■ EXERCISE AIM:
Copy all the material that follows, keeping every character the same.
-------- DATA LINES
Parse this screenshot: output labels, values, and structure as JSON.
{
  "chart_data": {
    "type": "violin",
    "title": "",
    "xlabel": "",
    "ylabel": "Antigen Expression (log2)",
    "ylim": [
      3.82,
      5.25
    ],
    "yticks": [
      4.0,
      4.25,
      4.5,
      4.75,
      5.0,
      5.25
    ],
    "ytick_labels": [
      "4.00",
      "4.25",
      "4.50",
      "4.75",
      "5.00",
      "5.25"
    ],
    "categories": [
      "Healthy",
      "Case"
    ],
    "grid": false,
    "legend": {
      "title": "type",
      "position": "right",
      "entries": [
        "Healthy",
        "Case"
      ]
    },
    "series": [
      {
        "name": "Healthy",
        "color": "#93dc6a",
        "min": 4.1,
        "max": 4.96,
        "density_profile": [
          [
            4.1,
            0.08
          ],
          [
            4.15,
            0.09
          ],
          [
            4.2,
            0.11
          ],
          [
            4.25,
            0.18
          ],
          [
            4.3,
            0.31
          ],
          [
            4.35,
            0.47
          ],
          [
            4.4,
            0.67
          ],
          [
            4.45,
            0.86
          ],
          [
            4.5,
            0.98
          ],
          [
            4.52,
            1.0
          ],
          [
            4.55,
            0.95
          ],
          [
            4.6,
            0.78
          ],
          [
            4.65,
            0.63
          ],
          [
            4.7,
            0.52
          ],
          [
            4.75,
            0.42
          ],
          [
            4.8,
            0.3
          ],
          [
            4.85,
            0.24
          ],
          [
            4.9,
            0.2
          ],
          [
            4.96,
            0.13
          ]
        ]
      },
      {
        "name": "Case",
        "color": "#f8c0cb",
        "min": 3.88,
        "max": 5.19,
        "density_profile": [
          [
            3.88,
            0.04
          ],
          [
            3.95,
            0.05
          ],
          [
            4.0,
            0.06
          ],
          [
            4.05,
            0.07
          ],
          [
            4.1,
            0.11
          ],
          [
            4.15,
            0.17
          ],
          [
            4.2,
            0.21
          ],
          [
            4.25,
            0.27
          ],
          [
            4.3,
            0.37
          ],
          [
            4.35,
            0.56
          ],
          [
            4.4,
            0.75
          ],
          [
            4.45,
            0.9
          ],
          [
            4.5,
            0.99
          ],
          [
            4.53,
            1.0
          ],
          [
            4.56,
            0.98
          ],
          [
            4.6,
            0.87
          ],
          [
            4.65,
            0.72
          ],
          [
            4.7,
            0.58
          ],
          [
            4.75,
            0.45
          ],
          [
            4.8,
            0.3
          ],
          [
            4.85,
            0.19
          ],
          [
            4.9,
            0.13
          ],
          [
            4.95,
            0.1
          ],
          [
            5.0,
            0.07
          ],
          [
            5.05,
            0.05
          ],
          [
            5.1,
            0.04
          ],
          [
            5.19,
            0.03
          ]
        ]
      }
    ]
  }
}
----------------
■ REPLY:
Parse this screenshot: output labels, values, and structure as JSON.
{
  "chart_data": {
    "type": "violin",
    "title": "",
    "xlabel": "",
    "ylabel": "Antigen Expression (log2)",
    "ylim": [
      3.82,
      5.25
    ],
    "yticks": [
      4.0,
      4.25,
      4.5,
      4.75,
      5.0,
      5.25
    ],
    "ytick_labels": [
      "4.00",
      "4.25",
      "4.50",
      "4.75",
      "5.00",
      "5.25"
    ],
    "categories": [
      "Healthy",
      "Case"
    ],
    "grid": false,
    "legend": {
      "title": "type",
      "position": "right",
      "entries": [
        "Healthy",
        "Case"
      ]
    },
    "series": [
      {
        "name": "Healthy",
        "color": "#93dc6a",
        "min": 4.1,
        "max": 4.96,
        "density_profile": [
          [
            4.1,
            0.08
          ],
          [
            4.15,
            0.09
          ],
          [
            4.2,
            0.11
          ],
          [
            4.25,
            0.18
          ],
          [
            4.3,
            0.31
          ],
          [
            4.35,
            0.47
          ],
          [
            4.4,
            0.67
          ],
          [
            4.45,
            0.86
          ],
          [
            4.5,
            0.98
          ],
          [
            4.52,
            1.0
          ],
          [
            4.55,
            0.95
          ],
          [
            4.6,
            0.78
          ],
          [
            4.65,
            0.63
          ],
          [
            4.7,
            0.52
          ],
          [
            4.75,
            0.42
          ],
          [
            4.8,
            0.3
          ],
          [
            4.85,
            0.24
          ],
          [
            4.9,
            0.2
          ],
          [
            4.96,
            0.13
          ]
        ]
      },
      {
        "name": "Case",
        "color": "#f8c0cb",
        "min": 3.88,
        "max": 5.19,
        "density_profile": [
          [
            3.88,
            0.04
          ],
          [
            3.95,
            0.05
          ],
          [
            4.0,
            0.06
          ],
          [
            4.05,
            0.07
          ],
          [
            4.1,
            0.11
          ],
          [
            4.15,
            0.17
          ],
          [
            4.2,
            0.21
          ],
          [
            4.25,
            0.27
          ],
          [
            4.3,
            0.37
          ],
          [
            4.35,
            0.56
          ],
          [
            4.4,
            0.75
          ],
          [
            4.45,
            0.9
          ],
          [
            4.5,
            0.99
          ],
          [
            4.53,
            1.0
          ],
          [
            4.56,
            0.98
          ],
          [
            4.6,
            0.87
          ],
          [
            4.65,
            0.72
          ],
          [
            4.7,
            0.58
          ],
          [
            4.75,
            0.45
          ],
          [
            4.8,
            0.3
          ],
          [
            4.85,
            0.19
          ],
          [
            4.9,
            0.13
          ],
          [
            4.95,
            0.1
          ],
          [
            5.0,
            0.07
          ],
          [
            5.05,
            0.05
          ],
          [
            5.1,
            0.04
          ],
          [
            5.19,
            0.03
          ]
        ]
      }
    ]
  }
}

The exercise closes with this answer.